___ Records for the exercise

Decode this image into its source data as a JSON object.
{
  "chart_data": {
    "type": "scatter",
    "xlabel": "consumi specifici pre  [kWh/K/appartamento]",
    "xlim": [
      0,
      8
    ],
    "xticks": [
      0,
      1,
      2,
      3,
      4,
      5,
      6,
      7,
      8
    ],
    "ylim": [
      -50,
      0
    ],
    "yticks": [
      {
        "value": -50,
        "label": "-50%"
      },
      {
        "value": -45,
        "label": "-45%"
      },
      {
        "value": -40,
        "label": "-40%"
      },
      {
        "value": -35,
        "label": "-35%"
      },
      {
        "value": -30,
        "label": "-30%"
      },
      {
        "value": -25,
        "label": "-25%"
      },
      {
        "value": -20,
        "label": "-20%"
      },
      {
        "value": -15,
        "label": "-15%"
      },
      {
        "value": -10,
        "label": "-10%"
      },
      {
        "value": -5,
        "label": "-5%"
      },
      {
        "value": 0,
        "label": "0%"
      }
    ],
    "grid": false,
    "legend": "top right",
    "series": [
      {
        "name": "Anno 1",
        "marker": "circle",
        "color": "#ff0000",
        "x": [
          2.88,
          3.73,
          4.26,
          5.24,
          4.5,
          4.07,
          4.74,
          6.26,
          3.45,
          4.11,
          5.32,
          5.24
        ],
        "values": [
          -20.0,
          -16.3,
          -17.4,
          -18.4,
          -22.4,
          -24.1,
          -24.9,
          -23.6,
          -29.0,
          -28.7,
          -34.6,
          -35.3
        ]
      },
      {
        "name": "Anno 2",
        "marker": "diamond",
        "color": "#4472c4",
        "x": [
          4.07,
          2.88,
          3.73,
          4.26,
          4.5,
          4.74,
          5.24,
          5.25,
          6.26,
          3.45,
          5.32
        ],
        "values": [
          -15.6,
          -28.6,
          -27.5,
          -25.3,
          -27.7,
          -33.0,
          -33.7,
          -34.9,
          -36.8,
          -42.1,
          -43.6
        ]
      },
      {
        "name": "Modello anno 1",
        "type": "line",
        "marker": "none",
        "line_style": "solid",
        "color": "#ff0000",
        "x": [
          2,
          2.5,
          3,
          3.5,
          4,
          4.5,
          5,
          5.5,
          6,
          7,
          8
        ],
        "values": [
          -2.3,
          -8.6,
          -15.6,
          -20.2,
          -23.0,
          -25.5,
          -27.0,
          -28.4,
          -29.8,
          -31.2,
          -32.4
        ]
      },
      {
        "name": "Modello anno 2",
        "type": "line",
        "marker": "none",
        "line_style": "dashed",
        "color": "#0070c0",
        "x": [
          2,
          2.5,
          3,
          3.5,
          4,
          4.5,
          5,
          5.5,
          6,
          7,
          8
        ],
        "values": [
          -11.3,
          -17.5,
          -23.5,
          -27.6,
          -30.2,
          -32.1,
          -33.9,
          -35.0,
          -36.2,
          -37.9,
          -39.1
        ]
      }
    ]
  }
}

______

• **Written task**
The records above must be repeated exactly, every one of them.

• **Output of the task**
Decode this image into its source data as a JSON object.
{
  "chart_data": {
    "type": "scatter",
    "xlabel": "consumi specifici pre  [kWh/K/appartamento]",
    "xlim": [
      0,
      8
    ],
    "xticks": [
      0,
      1,
      2,
      3,
      4,
      5,
      6,
      7,
      8
    ],
    "ylim": [
      -50,
      0
    ],
    "yticks": [
      {
        "value": -50,
        "label": "-50%"
      },
      {
        "value": -45,
        "label": "-45%"
      },
      {
        "value": -40,
        "label": "-40%"
      },
      {
        "value": -35,
        "label": "-35%"
      },
      {
        "value": -30,
        "label": "-30%"
      },
      {
        "value": -25,
        "label": "-25%"
      },
      {
        "value": -20,
        "label": "-20%"
      },
      {
        "value": -15,
        "label": "-15%"
      },
      {
        "value": -10,
        "label": "-10%"
      },
      {
        "value": -5,
        "label": "-5%"
      },
      {
        "value": 0,
        "label": "0%"
      }
    ],
    "grid": false,
    "legend": "top right",
    "series": [
      {
        "name": "Anno 1",
        "marker": "circle",
        "color": "#ff0000",
        "x": [
          2.88,
          3.73,
          4.26,
          5.24,
          4.5,
          4.07,
          4.74,
          6.26,
          3.45,
          4.11,
          5.32,
          5.24
        ],
        "values": [
          -20.0,
          -16.3,
          -17.4,
          -18.4,
          -22.4,
          -24.1,
          -24.9,
          -23.6,
          -29.0,
          -28.7,
          -34.6,
          -35.3
        ]
      },
      {
        "name": "Anno 2",
        "marker": "diamond",
        "color": "#4472c4",
        "x": [
          4.07,
          2.88,
          3.73,
          4.26,
          4.5,
          4.74,
          5.24,
          5.25,
          6.26,
          3.45,
          5.32
        ],
        "values": [
          -15.6,
          -28.6,
          -27.5,
          -25.3,
          -27.7,
          -33.0,
          -33.7,
          -34.9,
          -36.8,
          -42.1,
          -43.6
        ]
      },
      {
        "name": "Modello anno 1",
        "type": "line",
        "marker": "none",
        "line_style": "solid",
        "color": "#ff0000",
        "x": [
          2,
          2.5,
          3,
          3.5,
          4,
          4.5,
          5,
          5.5,
          6,
          7,
          8
        ],
        "values": [
          -2.3,
          -8.6,
          -15.6,
          -20.2,
          -23.0,
          -25.5,
          -27.0,
          -28.4,
          -29.8,
          -31.2,
          -32.4
        ]
      },
      {
        "name": "Modello anno 2",
        "type": "line",
        "marker": "none",
        "line_style": "dashed",
        "color": "#0070c0",
        "x": [
          2,
          2.5,
          3,
          3.5,
          4,
          4.5,
          5,
          5.5,
          6,
          7,
          8
        ],
        "values": [
          -11.3,
          -17.5,
          -23.5,
          -27.6,
          -30.2,
          -32.1,
          -33.9,
          -35.0,
          -36.2,
          -37.9,
          -39.1
        ]
      }
    ]
  }
}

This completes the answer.